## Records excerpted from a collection
+++++
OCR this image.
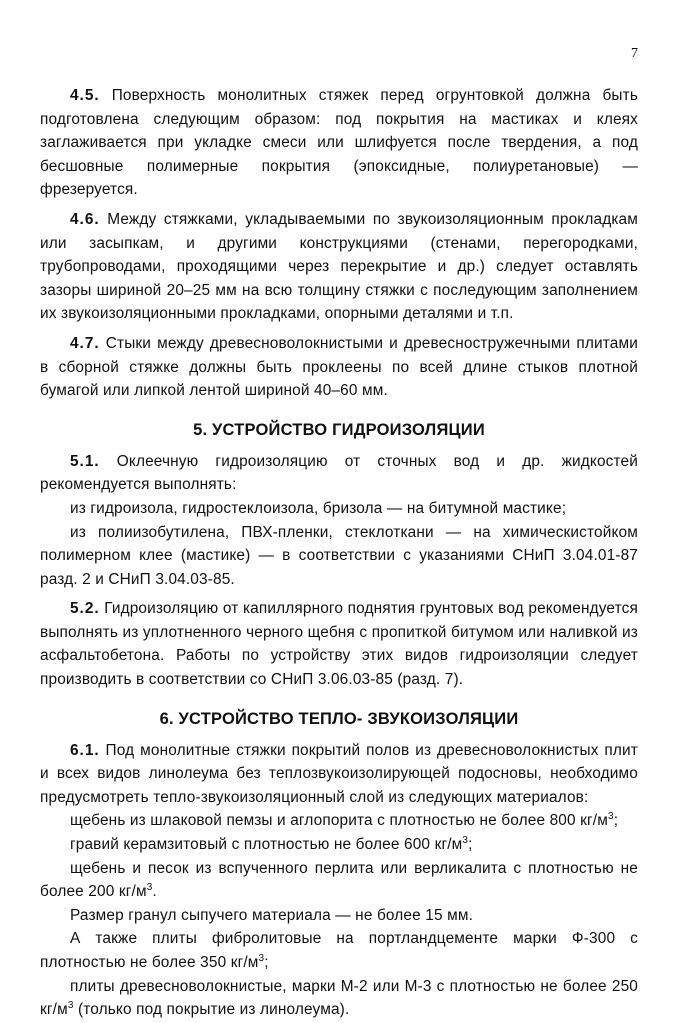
7

4.5. Поверхность монолитных стяжек перед огрунтовкой должна быть подготовлена следующим образом: под покрытия на мастиках и клеях заглаживается при укладке смеси или шлифуется после твердения, а под бесшовные полимерные покрытия (эпоксидные, полиуретановые) — фрезеруется.

4.6. Между стяжками, укладываемыми по звукоизоляционным прокладкам или засыпкам, и другими конструкциями (стенами, перегородками, трубопроводами, проходящими через перекрытие и др.) следует оставлять зазоры шириной 20–25 мм на всю толщину стяжки с последующим заполнением их звукоизоляционными прокладками, опорными деталями и т.п.

4.7. Стыки между древесноволокнистыми и древесностружечными плитами в сборной стяжке должны быть проклеены по всей длине стыков плотной бумагой или липкой лентой шириной 40–60 мм.

5. УСТРОЙСТВО ГИДРОИЗОЛЯЦИИ

5.1. Оклеечную гидроизоляцию от сточных вод и др. жидкостей рекомендуется выполнять:

из гидроизола, гидростеклоизола, бризола — на битумной мастике;

из полиизобутилена, ПВХ-пленки, стеклоткани — на химическистойком полимерном клее (мастике) — в соответствии с указаниями СНиП 3.04.01-87 разд. 2 и СНиП 3.04.03-85.

5.2. Гидроизоляцию от капиллярного поднятия грунтовых вод рекомендуется выполнять из уплотненного черного щебня с пропиткой битумом или наливкой из асфальтобетона. Работы по устройству этих видов гидроизоляции следует производить в соответствии со СНиП 3.06.03-85 (разд. 7).

6. УСТРОЙСТВО ТЕПЛО- ЗВУКОИЗОЛЯЦИИ

6.1. Под монолитные стяжки покрытий полов из древесноволокнистых плит и всех видов линолеума без теплозвукоизолирующей подосновы, необходимо предусмотреть тепло-звукоизоляционный слой из следующих материалов:

щебень из шлаковой пемзы и аглопорита с плотностью не более 800 $кг/м^3$;

гравий керамзитовый с плотностью не более 600 $кг/м^3$;

щебень и песок из вспученного перлита или верликалита с плотностью не более 200 $кг/м^3$.

Размер гранул сыпучего материала — не более 15 мм.

А также плиты фибролитовые на портландцементе марки Ф-300 с плотностью не более 350 $кг/м^3$;

плиты древесноволокнистые, марки М-2 или М-3 с плотностью не более 250 $кг/м^3$ (только под покрытие из линолеума).
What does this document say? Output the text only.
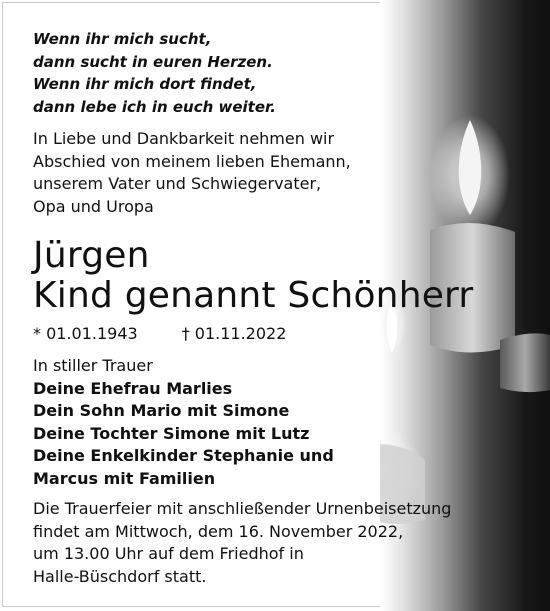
Wenn ihr mich sucht,
dann sucht in euren Herzen.
Wenn ihr mich dort findet,
dann lebe ich in euch weiter.
In Liebe und Dankbarkeit nehmen wir
Abschied von meinem lieben Ehemann,
unserem Vater und Schwiegervater,
Opa und Uropa
Jürgen
Kind genannt Schönherr
* 01.01.1943	† 01.11.2022
In stiller Trauer
Deine Ehefrau Marlies
Dein Sohn Mario mit Simone
Deine Tochter Simone mit Lutz
Deine Enkelkinder Stephanie und
Marcus mit Familien
Die Trauerfeier mit anschließender Urnenbeisetzung
findet am Mittwoch, dem 16. November 2022,
um 13.00 Uhr auf dem Friedhof in
Halle-Büschdorf statt.
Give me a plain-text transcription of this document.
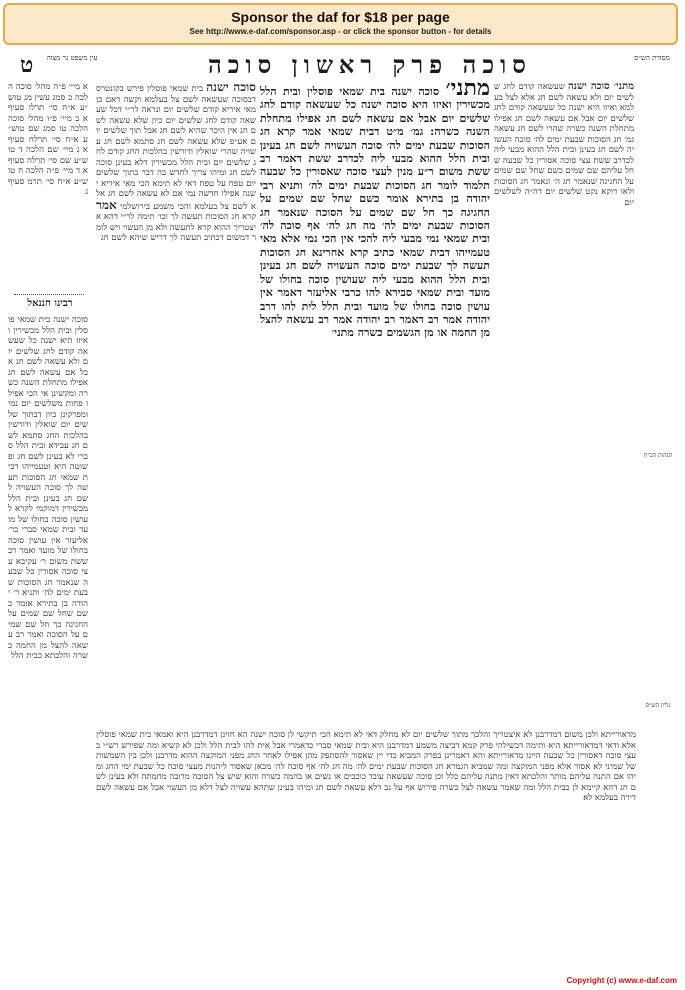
Sponsor the daf for $18 per page
See http://www.e-daf.com/sponsor.asp - or click the sponsor button - for details
מסורת הש״ס
סוכה פרק ראשון סוכה
עין משפט נר מצוה
ט
הגהות הב״ח
גליון הש״ס
מתני׳ סוכה ישנה שעשאה קודם לחג שלשים יום ולא עשאה לשם חג אלא לצל בעלמא ואיזו היא ישנה כל שעשאה קודם לחג שלשים יום אבל אם עשאה לשם חג אפילו מתחלת השנה כשרה שהרי לשם חג עשאה גמ׳ חג הסוכות שבעת ימים לה׳ סוכה העשויה לשם חג בעינן ובית הלל ההוא מבעי ליה לכדרב ששת עצי סוכה אסורין כל שבעה שחל עליהם שם שמים כשם שחל שם שמים על החגיגה שנאמר חג ה׳ ונאמר חג הסוכות ולאו דוקא נקט שלשים יום דה״ה לשלשים יום
מתני׳ סוכה ישנה בית שמאי פוסלין ובית הלל מכשירין ואיזו היא סוכה ישנה כל שעשאה קודם לחג שלשים יום אבל אם עשאה לשם חג אפילו מתחלת השנה כשרה: גמ׳ מ״ט דבית שמאי אמר קרא חג הסוכות שבעת ימים לה׳ סוכה העשויה לשם חג בעינן ובית הלל ההוא מבעי ליה לכדרב ששת דאמר רב ששת משום ר״ע מנין לעצי סוכה שאסורין כל שבעה תלמוד לומר חג הסוכות שבעת ימים לה׳ ותניא רבי יהודה בן בתירא אומר כשם שחל שם שמים על החגיגה כך חל שם שמים על הסוכה שנאמר חג הסוכות שבעת ימים לה׳ מה חג לה׳ אף סוכה לה׳ ובית שמאי נמי מבעי ליה להכי אין הכי נמי אלא מאי טעמייהו דבית שמאי כתיב קרא אחרינא חג הסוכות תעשה לך שבעת ימים סוכה העשויה לשם חג בעינן ובית הלל ההוא מבעי ליה שעושין סוכה בחולו של מועד ובית שמאי סבירא להו כרבי אליעזר דאמר אין עושין סוכה בחולו של מועד ובית הלל לית להו דרב יהודה אמר רב דאמר רב יהודה אמר רב עשאה להצל מן החמה או מן הגשמים כשרה מתני׳
סוכה ישנה בית שמאי פוסלין פירש בקונטרס דבסוכה שעשאה לשם צל בעלמא וקשה דאם כן מאי איריא קודם שלשים יום ונראה לר״י דכל שעשאה קודם לחג שלשים יום כיון שלא עשאה לשם חג אין היכר שהיא לשם חג אבל תוך שלשים יום אע״פ שלא עשאה לשם חג סתמא לשם חג עשויה שהרי שואלין ודורשין בהלכות החג קודם לחג שלשים יום ובית הלל מכשירין דלא בעינן סוכה לשם חג ומיהו צריך לחדש בה דבר בתוך שלשים יום טפח על טפח דאי לא תימא הכי מאי איריא ישנה אפילו חדשה נמי אם לא עשאה לשם חג אלא לשם צל בעלמא והכי משמע בירושלמי אמר קרא חג הסוכות תעשה לך וכו׳ תימה לר״י דהא איצטריך ההוא קרא לתעשה ולא מן העשוי ויש לומר דמשום דכתיב תעשה לך דריש שיהא לשם חג
א מיי׳ פ״ה מהל׳ סוכה הלכה כ סמג עשין מג טוש״ע א״ח סי׳ תרלו סעיף א ב מיי׳ פ״ו מהל׳ סוכה הלכה טו סמג שם טוש״ע א״ח סי׳ תרלח סעיף א ג מיי׳ שם הלכה ד טוש״ע שם סי׳ תרלה סעיף א ד מיי׳ פ״ה הלכה ח טוש״ע א״ח סי׳ תרמ סעיף ג
רבינו חננאל
סוכה ישנה בית שמאי פוסלין ובית הלל מכשירין ואיזו היא ישנה כל שעשאה קודם לחג שלשים יום ולא עשאה לשם חג אבל אם עשאה לשם חג אפילו מתחלת השנה כשרה ומקשינן אי הכי אפילו פחות משלשים יום נמי ומפרקינן כיון דבתוך שלשים יום שואלין ודורשין בהלכות החג סתמא לשם חג עבידא ובית הלל סברי לא בעינן לשם חג ופשוטה היא וטעמייהו דבית שמאי חג הסוכות תעשה לך סוכה העשויה לשם חג בעינן ובית הלל מכשירין דמוקמי לקרא לעושין סוכה בחולו של מועד ובית שמאי סברי כר׳ אליעזר אין עושין סוכה בחולו של מועד ואמר רב ששת משום ר׳ עקיבא עצי סוכה אסורין כל שבעה שנאמר חג הסוכות שבעת ימים לה׳ ותניא ר׳ יהודה בן בתירא אומר כשם שחל שם שמים על החגיגה כך חל שם שמים על הסוכה ואמר רב עשאה להצל מן החמה כשרה והלכתא כבית הלל
מדאורייתא ולכן משום דמדרבנן לא איצטריך והלכך מתוך שלשים יום לא מחלק דאי לא תימא הכי תיקשי לן סוכה ישנה הא חזינן דמדרבנן היא ואמאי בית שמאי פוסלין אלא ודאי דמדאורייתא היא ותימה דבשילהי פרק קמא דביצה משמע דמדרבנן היא ובית שמאי סברי כדאמרי אבל אית להו לבית הלל ולכן לא קשיא ומה שפירש רש״י בעצי סוכה דאסורין כל שבעה היינו מדאורייתא והא דאמרינן בפרק המביא כדי יין שאסור להסתפק מהן אפילו לאחר החג מפני המוקצה ההוא מדרבנן ולכן בין השמשות של שמיני לא אסור אלא מפני המוקצה ומה שמביא הגמרא חג הסוכות שבעת ימים לה׳ מה חג לה׳ אף סוכה לה׳ מכאן שאסור ליהנות מעצי סוכה כל שבעת ימי החג ומיהו אם התנה עליהם מותר והלכתא דאין מתנה עליהם כלל וכן סוכה שעשאה עובד כוכבים או נשים או בהמה כשרה והוא שיש צל הסוכה מרובה מחמתה ולא בעינן לשם חג דהא קיימא לן כבית הלל ומה שאמר עשאה לצל כשרה פירוש אף על גב דלא עשאה לשם חג ומיהו בעינן שתהא עשויה לצל דלא מן העשוי אבל אם עשאה לשם דירה בעלמא לא
Copyright (c) www.e-daf.com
+++++
Which lines contain "Wenn"? Show each of them.

## The reply
Wenn ihr mich sucht,
Wenn ihr mich dort findet,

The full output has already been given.